= Provided material =
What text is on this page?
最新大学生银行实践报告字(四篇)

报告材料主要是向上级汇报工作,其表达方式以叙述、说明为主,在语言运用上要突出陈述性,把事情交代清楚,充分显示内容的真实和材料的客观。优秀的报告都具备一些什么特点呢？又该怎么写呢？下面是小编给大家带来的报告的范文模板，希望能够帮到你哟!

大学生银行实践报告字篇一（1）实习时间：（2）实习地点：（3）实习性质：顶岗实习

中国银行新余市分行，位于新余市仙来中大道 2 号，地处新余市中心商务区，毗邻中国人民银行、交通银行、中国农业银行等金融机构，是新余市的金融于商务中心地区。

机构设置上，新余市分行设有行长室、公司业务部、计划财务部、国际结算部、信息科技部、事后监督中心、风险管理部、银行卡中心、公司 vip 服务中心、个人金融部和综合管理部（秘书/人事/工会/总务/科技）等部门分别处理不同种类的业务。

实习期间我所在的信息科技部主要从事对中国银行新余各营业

* * *

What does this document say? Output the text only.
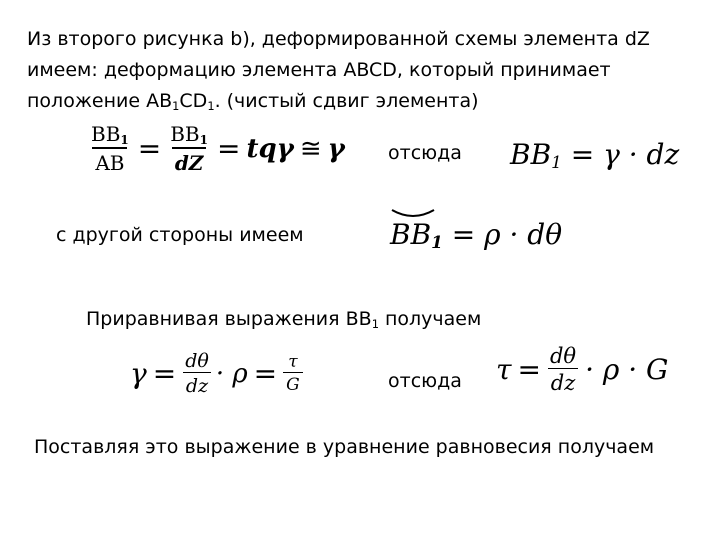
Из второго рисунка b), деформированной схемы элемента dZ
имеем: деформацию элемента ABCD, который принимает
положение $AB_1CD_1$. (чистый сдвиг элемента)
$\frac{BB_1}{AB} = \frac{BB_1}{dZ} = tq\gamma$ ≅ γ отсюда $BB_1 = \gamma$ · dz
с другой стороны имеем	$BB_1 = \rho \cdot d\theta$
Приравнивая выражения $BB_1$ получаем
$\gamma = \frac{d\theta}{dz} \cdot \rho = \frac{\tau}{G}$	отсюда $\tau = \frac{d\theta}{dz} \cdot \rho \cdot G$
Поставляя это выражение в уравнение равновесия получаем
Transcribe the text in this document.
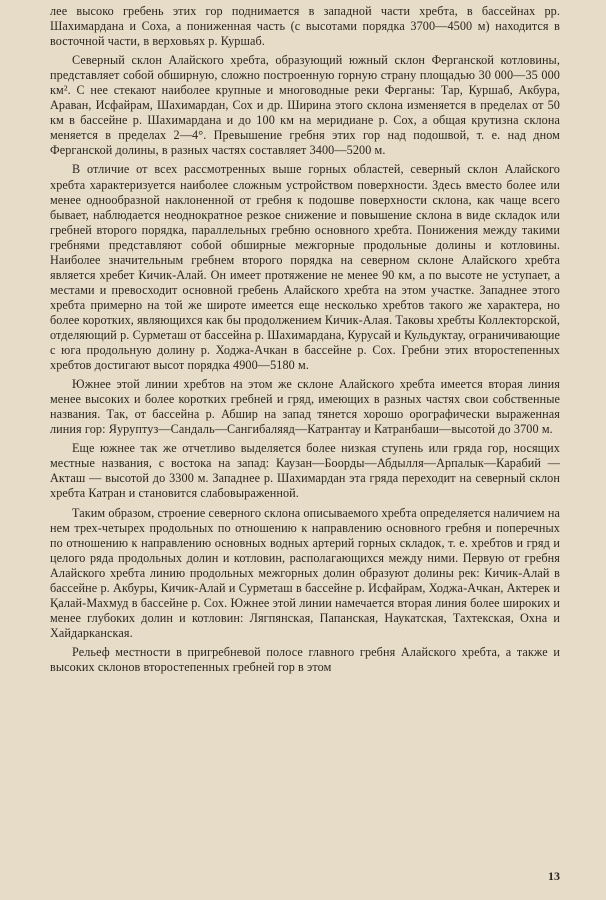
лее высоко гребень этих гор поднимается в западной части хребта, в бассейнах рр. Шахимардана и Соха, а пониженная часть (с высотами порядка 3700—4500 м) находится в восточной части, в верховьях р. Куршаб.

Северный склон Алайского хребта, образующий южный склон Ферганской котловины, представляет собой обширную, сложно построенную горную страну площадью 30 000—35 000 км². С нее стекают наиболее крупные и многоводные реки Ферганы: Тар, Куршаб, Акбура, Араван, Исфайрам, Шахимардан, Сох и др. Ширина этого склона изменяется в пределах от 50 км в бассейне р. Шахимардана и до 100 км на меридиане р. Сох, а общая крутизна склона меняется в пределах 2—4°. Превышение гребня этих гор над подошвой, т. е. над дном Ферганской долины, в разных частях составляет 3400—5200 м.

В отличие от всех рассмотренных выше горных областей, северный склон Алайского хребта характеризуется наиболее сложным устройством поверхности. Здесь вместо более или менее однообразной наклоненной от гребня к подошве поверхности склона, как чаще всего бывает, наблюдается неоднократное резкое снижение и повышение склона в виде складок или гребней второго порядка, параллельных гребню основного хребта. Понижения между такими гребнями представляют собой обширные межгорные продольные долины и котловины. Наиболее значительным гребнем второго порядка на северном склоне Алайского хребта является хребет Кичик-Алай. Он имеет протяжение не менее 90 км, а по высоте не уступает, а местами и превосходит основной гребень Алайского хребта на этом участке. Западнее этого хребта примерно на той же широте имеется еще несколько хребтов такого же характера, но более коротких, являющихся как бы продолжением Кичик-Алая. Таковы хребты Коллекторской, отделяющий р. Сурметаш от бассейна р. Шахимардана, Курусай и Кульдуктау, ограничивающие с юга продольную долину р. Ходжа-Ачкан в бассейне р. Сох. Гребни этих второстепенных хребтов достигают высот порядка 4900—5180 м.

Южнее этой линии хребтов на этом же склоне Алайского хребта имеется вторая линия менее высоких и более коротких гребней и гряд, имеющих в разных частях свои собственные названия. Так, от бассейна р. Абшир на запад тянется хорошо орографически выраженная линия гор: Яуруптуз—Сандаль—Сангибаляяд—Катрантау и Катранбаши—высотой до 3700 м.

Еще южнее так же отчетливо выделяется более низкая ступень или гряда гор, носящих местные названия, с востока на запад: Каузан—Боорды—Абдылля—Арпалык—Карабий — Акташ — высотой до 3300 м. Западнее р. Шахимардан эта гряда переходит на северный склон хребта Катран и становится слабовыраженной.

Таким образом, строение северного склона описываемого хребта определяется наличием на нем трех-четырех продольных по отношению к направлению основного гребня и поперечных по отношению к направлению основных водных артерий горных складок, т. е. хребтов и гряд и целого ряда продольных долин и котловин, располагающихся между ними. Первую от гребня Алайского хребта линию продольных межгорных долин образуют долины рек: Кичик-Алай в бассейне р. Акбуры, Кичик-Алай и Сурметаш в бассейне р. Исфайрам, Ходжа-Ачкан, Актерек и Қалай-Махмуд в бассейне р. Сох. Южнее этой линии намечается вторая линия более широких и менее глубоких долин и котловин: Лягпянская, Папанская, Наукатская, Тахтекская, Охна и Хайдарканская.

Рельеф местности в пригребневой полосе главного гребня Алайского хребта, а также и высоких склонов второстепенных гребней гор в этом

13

= Brief =
Find every line in the records above that contains the word "What", and copy each one.

= Response for this exercise =
What text is on this page?
What does this document say? Output the text only.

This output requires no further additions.